(Figure data in JSON)
++++
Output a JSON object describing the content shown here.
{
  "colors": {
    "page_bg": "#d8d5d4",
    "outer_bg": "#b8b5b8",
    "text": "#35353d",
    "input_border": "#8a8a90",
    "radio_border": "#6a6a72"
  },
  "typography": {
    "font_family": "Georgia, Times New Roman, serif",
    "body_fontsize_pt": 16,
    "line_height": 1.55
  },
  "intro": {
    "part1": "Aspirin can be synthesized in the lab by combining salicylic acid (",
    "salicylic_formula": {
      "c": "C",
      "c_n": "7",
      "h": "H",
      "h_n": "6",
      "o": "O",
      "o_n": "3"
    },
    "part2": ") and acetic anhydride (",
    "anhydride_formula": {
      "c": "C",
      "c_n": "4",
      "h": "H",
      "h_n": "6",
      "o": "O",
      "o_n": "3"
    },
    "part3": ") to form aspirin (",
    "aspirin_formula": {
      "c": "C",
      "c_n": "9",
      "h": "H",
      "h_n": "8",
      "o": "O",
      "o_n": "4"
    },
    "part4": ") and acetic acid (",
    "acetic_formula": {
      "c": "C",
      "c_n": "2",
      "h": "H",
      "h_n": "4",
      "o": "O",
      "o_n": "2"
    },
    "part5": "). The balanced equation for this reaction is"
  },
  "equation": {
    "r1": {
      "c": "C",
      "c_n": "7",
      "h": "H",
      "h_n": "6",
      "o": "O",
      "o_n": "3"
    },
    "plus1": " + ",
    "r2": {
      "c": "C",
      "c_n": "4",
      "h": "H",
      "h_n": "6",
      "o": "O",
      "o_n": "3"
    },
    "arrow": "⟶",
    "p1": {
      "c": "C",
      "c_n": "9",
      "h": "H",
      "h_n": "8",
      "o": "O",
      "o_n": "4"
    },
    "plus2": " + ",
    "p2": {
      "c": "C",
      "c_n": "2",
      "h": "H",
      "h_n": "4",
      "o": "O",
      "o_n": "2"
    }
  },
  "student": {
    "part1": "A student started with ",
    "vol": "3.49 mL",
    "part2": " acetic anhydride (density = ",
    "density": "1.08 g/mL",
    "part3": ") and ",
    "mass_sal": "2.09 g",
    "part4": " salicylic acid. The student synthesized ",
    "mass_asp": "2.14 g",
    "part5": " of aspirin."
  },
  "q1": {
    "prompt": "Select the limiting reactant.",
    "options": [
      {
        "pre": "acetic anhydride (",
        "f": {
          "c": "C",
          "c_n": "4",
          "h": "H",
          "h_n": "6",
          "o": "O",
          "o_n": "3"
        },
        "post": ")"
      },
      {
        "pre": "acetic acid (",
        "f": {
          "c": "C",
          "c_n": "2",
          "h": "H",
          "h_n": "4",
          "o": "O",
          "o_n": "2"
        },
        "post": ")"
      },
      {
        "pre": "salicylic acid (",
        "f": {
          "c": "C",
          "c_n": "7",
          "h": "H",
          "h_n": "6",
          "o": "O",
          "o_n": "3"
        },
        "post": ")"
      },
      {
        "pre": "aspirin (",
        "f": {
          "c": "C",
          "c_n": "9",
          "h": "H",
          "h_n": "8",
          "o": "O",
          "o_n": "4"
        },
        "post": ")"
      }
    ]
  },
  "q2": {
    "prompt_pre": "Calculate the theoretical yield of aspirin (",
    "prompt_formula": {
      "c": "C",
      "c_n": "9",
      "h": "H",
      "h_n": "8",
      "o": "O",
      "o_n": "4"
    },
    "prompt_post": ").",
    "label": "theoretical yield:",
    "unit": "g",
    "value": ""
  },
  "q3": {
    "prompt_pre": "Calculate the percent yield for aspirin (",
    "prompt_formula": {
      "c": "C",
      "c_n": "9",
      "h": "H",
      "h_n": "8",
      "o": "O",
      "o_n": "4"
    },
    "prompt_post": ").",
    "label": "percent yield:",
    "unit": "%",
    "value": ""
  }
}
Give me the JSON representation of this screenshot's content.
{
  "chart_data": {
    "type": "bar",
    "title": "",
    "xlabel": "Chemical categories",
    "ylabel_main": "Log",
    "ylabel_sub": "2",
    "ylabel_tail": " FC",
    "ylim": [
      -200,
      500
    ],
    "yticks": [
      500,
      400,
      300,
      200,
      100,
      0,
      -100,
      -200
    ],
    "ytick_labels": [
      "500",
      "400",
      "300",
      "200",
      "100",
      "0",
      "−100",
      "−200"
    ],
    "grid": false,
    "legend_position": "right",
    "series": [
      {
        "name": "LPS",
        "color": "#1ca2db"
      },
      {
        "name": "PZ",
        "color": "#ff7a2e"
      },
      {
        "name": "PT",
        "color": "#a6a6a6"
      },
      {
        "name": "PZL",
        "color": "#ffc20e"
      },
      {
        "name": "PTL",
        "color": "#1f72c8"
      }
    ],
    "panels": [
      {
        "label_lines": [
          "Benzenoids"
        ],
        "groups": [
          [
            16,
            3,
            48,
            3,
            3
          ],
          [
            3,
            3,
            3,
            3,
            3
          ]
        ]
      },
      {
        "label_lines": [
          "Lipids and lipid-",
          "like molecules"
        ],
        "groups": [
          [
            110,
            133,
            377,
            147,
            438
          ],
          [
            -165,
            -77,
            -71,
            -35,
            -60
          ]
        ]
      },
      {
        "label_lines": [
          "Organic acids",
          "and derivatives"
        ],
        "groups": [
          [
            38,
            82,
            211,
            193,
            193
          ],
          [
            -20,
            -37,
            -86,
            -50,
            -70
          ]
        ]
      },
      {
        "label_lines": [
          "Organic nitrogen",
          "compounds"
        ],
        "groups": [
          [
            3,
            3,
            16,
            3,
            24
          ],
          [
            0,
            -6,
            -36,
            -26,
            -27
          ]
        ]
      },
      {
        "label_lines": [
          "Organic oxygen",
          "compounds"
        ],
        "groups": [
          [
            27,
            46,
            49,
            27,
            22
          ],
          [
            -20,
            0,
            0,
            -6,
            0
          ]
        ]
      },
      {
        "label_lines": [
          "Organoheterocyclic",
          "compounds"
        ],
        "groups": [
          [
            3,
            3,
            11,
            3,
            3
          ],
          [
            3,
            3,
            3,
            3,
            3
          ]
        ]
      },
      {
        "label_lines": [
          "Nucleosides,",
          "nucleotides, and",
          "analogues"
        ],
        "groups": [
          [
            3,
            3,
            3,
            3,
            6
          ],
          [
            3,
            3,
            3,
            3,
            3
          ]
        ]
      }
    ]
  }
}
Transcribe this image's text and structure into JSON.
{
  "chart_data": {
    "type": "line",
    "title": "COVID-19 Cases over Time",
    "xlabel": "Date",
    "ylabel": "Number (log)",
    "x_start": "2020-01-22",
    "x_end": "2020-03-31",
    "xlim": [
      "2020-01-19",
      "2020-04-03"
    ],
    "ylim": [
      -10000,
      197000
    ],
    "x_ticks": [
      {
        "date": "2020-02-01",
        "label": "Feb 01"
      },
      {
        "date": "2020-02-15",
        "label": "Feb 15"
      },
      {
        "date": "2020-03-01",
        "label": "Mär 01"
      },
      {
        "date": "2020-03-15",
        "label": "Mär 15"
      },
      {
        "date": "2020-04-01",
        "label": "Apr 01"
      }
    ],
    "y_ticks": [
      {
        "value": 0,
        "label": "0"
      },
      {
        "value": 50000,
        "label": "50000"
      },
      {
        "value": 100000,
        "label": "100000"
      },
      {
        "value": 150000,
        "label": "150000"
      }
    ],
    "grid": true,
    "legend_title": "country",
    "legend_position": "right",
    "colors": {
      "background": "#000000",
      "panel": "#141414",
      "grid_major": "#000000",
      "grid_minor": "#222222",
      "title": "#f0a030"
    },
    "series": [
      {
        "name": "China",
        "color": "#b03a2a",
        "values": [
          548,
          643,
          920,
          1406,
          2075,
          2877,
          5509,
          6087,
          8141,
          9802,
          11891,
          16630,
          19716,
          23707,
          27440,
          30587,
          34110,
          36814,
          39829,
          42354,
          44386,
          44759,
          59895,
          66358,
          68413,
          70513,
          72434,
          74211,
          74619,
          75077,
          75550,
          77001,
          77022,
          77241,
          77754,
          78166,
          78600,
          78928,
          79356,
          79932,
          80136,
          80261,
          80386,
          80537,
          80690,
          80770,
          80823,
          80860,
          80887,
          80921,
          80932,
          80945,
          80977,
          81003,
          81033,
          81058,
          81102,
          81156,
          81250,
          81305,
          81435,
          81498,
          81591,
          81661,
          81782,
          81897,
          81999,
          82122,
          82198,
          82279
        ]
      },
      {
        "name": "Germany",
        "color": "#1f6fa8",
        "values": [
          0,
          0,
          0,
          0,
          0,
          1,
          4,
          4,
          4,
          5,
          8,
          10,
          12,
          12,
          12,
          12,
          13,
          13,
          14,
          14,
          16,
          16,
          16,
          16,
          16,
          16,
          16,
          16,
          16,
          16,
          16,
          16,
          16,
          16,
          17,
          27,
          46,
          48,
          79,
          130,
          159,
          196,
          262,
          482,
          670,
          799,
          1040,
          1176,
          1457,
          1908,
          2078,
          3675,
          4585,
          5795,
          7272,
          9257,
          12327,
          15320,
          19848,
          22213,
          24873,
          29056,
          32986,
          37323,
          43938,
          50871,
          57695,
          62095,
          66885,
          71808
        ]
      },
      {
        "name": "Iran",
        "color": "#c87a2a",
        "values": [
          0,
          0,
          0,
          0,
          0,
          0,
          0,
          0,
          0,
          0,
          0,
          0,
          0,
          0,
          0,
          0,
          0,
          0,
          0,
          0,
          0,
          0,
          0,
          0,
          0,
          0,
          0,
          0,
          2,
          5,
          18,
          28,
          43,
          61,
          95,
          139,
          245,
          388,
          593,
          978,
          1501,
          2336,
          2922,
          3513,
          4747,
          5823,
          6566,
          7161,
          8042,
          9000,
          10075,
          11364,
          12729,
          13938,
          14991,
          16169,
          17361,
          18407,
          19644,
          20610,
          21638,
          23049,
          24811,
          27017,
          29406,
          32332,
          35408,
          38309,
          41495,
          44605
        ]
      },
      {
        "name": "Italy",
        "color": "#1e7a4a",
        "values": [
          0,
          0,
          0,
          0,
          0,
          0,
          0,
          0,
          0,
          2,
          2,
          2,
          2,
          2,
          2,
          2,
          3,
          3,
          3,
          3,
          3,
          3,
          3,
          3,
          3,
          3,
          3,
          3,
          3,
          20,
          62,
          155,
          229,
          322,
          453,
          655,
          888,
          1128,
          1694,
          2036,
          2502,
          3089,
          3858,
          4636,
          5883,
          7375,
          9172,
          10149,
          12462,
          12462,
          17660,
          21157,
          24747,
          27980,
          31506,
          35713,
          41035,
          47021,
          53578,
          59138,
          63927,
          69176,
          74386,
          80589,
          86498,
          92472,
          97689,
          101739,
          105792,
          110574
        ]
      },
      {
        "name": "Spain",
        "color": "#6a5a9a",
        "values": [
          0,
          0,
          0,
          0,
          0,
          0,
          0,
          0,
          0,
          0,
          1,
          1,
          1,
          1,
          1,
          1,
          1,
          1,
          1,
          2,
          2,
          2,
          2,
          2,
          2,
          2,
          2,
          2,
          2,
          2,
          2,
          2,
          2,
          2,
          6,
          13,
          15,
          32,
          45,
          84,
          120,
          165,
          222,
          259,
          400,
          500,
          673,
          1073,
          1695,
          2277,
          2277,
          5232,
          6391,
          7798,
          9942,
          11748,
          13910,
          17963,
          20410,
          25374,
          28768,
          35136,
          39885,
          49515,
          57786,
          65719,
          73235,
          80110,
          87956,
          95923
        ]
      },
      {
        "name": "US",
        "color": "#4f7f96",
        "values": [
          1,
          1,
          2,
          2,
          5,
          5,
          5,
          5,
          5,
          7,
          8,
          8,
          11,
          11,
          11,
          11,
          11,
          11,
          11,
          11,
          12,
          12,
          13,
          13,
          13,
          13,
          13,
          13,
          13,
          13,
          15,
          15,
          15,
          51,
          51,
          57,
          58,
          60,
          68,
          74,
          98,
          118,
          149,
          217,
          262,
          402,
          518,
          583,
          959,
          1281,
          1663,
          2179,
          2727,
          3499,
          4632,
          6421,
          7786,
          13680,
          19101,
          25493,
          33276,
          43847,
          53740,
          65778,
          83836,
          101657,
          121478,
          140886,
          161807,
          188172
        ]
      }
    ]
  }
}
++++
THE REQUEST:
Pull out every line holding "content" from the records above, and copy it.

WRITTEN REPLY:
Output a JSON object describing the content shown here.
Give me the JSON representation of this screenshot's content.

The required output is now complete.